Extracted records
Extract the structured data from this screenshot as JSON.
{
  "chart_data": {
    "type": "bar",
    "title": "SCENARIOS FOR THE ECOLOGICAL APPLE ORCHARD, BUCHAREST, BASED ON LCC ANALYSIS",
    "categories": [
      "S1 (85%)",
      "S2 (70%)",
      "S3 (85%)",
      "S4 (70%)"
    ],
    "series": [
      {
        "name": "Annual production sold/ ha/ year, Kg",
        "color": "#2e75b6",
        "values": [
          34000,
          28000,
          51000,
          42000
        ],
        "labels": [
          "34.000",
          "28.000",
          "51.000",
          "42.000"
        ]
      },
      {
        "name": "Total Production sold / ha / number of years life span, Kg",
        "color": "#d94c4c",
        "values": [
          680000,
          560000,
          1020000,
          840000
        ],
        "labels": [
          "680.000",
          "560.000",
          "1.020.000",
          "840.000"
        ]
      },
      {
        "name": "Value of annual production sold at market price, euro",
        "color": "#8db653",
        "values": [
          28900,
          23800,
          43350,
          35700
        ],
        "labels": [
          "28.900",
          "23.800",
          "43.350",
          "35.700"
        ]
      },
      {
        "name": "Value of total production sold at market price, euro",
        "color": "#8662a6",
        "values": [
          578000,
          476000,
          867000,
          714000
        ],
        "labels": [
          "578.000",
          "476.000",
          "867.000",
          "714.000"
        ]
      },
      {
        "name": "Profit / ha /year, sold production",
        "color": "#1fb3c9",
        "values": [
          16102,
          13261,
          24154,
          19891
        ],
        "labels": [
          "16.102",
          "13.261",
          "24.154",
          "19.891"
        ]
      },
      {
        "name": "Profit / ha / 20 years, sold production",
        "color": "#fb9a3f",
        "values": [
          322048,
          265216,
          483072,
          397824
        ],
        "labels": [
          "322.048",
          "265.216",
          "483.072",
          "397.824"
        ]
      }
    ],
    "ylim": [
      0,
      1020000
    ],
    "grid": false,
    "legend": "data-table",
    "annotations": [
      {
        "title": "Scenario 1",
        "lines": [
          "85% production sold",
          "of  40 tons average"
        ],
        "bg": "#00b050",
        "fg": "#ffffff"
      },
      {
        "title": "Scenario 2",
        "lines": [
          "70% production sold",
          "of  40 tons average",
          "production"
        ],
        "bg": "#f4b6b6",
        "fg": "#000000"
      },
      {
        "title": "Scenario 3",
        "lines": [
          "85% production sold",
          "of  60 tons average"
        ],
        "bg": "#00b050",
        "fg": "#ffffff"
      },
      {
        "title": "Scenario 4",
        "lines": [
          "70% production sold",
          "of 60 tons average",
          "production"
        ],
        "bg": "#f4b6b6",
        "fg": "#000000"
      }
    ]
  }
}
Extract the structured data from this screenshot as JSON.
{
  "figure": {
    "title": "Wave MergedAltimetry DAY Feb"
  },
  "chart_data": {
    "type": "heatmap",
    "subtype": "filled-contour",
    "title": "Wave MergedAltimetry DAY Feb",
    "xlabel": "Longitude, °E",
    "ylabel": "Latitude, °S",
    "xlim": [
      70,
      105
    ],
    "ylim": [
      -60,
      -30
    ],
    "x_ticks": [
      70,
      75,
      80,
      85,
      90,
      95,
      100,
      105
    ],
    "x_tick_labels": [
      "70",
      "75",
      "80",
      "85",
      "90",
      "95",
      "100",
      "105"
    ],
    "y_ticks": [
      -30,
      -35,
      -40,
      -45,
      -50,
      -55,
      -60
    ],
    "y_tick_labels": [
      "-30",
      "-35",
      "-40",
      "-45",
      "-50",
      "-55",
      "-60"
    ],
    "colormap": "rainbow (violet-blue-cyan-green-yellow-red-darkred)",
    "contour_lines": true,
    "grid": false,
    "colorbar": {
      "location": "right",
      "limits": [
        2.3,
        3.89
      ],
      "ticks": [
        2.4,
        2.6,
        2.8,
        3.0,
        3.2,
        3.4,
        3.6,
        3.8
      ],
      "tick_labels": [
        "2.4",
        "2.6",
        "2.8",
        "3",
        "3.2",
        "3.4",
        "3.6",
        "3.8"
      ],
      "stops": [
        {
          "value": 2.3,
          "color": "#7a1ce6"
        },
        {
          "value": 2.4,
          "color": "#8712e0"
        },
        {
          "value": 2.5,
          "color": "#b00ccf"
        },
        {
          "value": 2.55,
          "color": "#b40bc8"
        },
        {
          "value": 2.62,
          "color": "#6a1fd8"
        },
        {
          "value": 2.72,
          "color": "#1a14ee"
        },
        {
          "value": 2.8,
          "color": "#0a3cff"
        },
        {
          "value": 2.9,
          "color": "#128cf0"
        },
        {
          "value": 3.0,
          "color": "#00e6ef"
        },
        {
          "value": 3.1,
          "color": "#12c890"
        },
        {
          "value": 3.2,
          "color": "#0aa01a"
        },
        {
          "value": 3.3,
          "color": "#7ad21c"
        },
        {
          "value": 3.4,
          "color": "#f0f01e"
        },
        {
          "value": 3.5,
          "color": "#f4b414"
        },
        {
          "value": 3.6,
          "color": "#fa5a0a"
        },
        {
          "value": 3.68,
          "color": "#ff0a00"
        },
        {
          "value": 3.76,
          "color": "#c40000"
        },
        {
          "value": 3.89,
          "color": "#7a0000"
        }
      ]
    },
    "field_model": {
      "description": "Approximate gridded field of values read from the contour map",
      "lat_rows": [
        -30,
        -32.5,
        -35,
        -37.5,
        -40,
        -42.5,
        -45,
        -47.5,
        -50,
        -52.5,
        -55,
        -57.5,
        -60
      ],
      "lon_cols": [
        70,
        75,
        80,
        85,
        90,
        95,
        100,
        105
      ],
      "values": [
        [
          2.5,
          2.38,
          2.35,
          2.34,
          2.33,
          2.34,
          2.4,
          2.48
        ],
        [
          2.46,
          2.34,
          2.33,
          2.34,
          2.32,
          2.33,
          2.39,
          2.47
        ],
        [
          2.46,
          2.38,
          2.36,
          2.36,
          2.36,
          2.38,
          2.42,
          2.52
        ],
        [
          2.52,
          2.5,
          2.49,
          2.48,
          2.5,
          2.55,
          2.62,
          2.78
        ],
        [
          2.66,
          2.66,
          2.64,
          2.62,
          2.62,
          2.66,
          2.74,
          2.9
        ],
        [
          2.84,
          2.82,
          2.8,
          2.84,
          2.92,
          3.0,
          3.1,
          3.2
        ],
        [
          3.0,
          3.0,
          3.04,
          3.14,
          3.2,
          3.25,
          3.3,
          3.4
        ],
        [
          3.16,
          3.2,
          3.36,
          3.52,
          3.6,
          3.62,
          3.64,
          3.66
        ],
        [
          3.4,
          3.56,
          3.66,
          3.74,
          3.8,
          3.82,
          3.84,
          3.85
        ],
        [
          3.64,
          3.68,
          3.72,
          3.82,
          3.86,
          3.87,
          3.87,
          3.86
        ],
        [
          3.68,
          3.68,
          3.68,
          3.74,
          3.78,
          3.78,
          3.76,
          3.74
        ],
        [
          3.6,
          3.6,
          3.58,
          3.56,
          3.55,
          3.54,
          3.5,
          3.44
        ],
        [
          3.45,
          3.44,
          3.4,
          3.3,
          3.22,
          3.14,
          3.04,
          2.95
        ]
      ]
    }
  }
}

• [What is required]
The data above must be returned in full, exactly as written.

• [Task response]
Extract the structured data from this screenshot as JSON.
{
  "chart_data": {
    "type": "bar",
    "title": "SCENARIOS FOR THE ECOLOGICAL APPLE ORCHARD, BUCHAREST, BASED ON LCC ANALYSIS",
    "categories": [
      "S1 (85%)",
      "S2 (70%)",
      "S3 (85%)",
      "S4 (70%)"
    ],
    "series": [
      {
        "name": "Annual production sold/ ha/ year, Kg",
        "color": "#2e75b6",
        "values": [
          34000,
          28000,
          51000,
          42000
        ],
        "labels": [
          "34.000",
          "28.000",
          "51.000",
          "42.000"
        ]
      },
      {
        "name": "Total Production sold / ha / number of years life span, Kg",
        "color": "#d94c4c",
        "values": [
          680000,
          560000,
          1020000,
          840000
        ],
        "labels": [
          "680.000",
          "560.000",
          "1.020.000",
          "840.000"
        ]
      },
      {
        "name": "Value of annual production sold at market price, euro",
        "color": "#8db653",
        "values": [
          28900,
          23800,
          43350,
          35700
        ],
        "labels": [
          "28.900",
          "23.800",
          "43.350",
          "35.700"
        ]
      },
      {
        "name": "Value of total production sold at market price, euro",
        "color": "#8662a6",
        "values": [
          578000,
          476000,
          867000,
          714000
        ],
        "labels": [
          "578.000",
          "476.000",
          "867.000",
          "714.000"
        ]
      },
      {
        "name": "Profit / ha /year, sold production",
        "color": "#1fb3c9",
        "values": [
          16102,
          13261,
          24154,
          19891
        ],
        "labels": [
          "16.102",
          "13.261",
          "24.154",
          "19.891"
        ]
      },
      {
        "name": "Profit / ha / 20 years, sold production",
        "color": "#fb9a3f",
        "values": [
          322048,
          265216,
          483072,
          397824
        ],
        "labels": [
          "322.048",
          "265.216",
          "483.072",
          "397.824"
        ]
      }
    ],
    "ylim": [
      0,
      1020000
    ],
    "grid": false,
    "legend": "data-table",
    "annotations": [
      {
        "title": "Scenario 1",
        "lines": [
          "85% production sold",
          "of  40 tons average"
        ],
        "bg": "#00b050",
        "fg": "#ffffff"
      },
      {
        "title": "Scenario 2",
        "lines": [
          "70% production sold",
          "of  40 tons average",
          "production"
        ],
        "bg": "#f4b6b6",
        "fg": "#000000"
      },
      {
        "title": "Scenario 3",
        "lines": [
          "85% production sold",
          "of  60 tons average"
        ],
        "bg": "#00b050",
        "fg": "#ffffff"
      },
      {
        "title": "Scenario 4",
        "lines": [
          "70% production sold",
          "of 60 tons average",
          "production"
        ],
        "bg": "#f4b6b6",
        "fg": "#000000"
      }
    ]
  }
}
Extract the structured data from this screenshot as JSON.
{
  "figure": {
    "title": "Wave MergedAltimetry DAY Feb"
  },
  "chart_data": {
    "type": "heatmap",
    "subtype": "filled-contour",
    "title": "Wave MergedAltimetry DAY Feb",
    "xlabel": "Longitude, °E",
    "ylabel": "Latitude, °S",
    "xlim": [
      70,
      105
    ],
    "ylim": [
      -60,
      -30
    ],
    "x_ticks": [
      70,
      75,
      80,
      85,
      90,
      95,
      100,
      105
    ],
    "x_tick_labels": [
      "70",
      "75",
      "80",
      "85",
      "90",
      "95",
      "100",
      "105"
    ],
    "y_ticks": [
      -30,
      -35,
      -40,
      -45,
      -50,
      -55,
      -60
    ],
    "y_tick_labels": [
      "-30",
      "-35",
      "-40",
      "-45",
      "-50",
      "-55",
      "-60"
    ],
    "colormap": "rainbow (violet-blue-cyan-green-yellow-red-darkred)",
    "contour_lines": true,
    "grid": false,
    "colorbar": {
      "location": "right",
      "limits": [
        2.3,
        3.89
      ],
      "ticks": [
        2.4,
        2.6,
        2.8,
        3.0,
        3.2,
        3.4,
        3.6,
        3.8
      ],
      "tick_labels": [
        "2.4",
        "2.6",
        "2.8",
        "3",
        "3.2",
        "3.4",
        "3.6",
        "3.8"
      ],
      "stops": [
        {
          "value": 2.3,
          "color": "#7a1ce6"
        },
        {
          "value": 2.4,
          "color": "#8712e0"
        },
        {
          "value": 2.5,
          "color": "#b00ccf"
        },
        {
          "value": 2.55,
          "color": "#b40bc8"
        },
        {
          "value": 2.62,
          "color": "#6a1fd8"
        },
        {
          "value": 2.72,
          "color": "#1a14ee"
        },
        {
          "value": 2.8,
          "color": "#0a3cff"
        },
        {
          "value": 2.9,
          "color": "#128cf0"
        },
        {
          "value": 3.0,
          "color": "#00e6ef"
        },
        {
          "value": 3.1,
          "color": "#12c890"
        },
        {
          "value": 3.2,
          "color": "#0aa01a"
        },
        {
          "value": 3.3,
          "color": "#7ad21c"
        },
        {
          "value": 3.4,
          "color": "#f0f01e"
        },
        {
          "value": 3.5,
          "color": "#f4b414"
        },
        {
          "value": 3.6,
          "color": "#fa5a0a"
        },
        {
          "value": 3.68,
          "color": "#ff0a00"
        },
        {
          "value": 3.76,
          "color": "#c40000"
        },
        {
          "value": 3.89,
          "color": "#7a0000"
        }
      ]
    },
    "field_model": {
      "description": "Approximate gridded field of values read from the contour map",
      "lat_rows": [
        -30,
        -32.5,
        -35,
        -37.5,
        -40,
        -42.5,
        -45,
        -47.5,
        -50,
        -52.5,
        -55,
        -57.5,
        -60
      ],
      "lon_cols": [
        70,
        75,
        80,
        85,
        90,
        95,
        100,
        105
      ],
      "values": [
        [
          2.5,
          2.38,
          2.35,
          2.34,
          2.33,
          2.34,
          2.4,
          2.48
        ],
        [
          2.46,
          2.34,
          2.33,
          2.34,
          2.32,
          2.33,
          2.39,
          2.47
        ],
        [
          2.46,
          2.38,
          2.36,
          2.36,
          2.36,
          2.38,
          2.42,
          2.52
        ],
        [
          2.52,
          2.5,
          2.49,
          2.48,
          2.5,
          2.55,
          2.62,
          2.78
        ],
        [
          2.66,
          2.66,
          2.64,
          2.62,
          2.62,
          2.66,
          2.74,
          2.9
        ],
        [
          2.84,
          2.82,
          2.8,
          2.84,
          2.92,
          3.0,
          3.1,
          3.2
        ],
        [
          3.0,
          3.0,
          3.04,
          3.14,
          3.2,
          3.25,
          3.3,
          3.4
        ],
        [
          3.16,
          3.2,
          3.36,
          3.52,
          3.6,
          3.62,
          3.64,
          3.66
        ],
        [
          3.4,
          3.56,
          3.66,
          3.74,
          3.8,
          3.82,
          3.84,
          3.85
        ],
        [
          3.64,
          3.68,
          3.72,
          3.82,
          3.86,
          3.87,
          3.87,
          3.86
        ],
        [
          3.68,
          3.68,
          3.68,
          3.74,
          3.78,
          3.78,
          3.76,
          3.74
        ],
        [
          3.6,
          3.6,
          3.58,
          3.56,
          3.55,
          3.54,
          3.5,
          3.44
        ],
        [
          3.45,
          3.44,
          3.4,
          3.3,
          3.22,
          3.14,
          3.04,
          2.95
        ]
      ]
    }
  }
}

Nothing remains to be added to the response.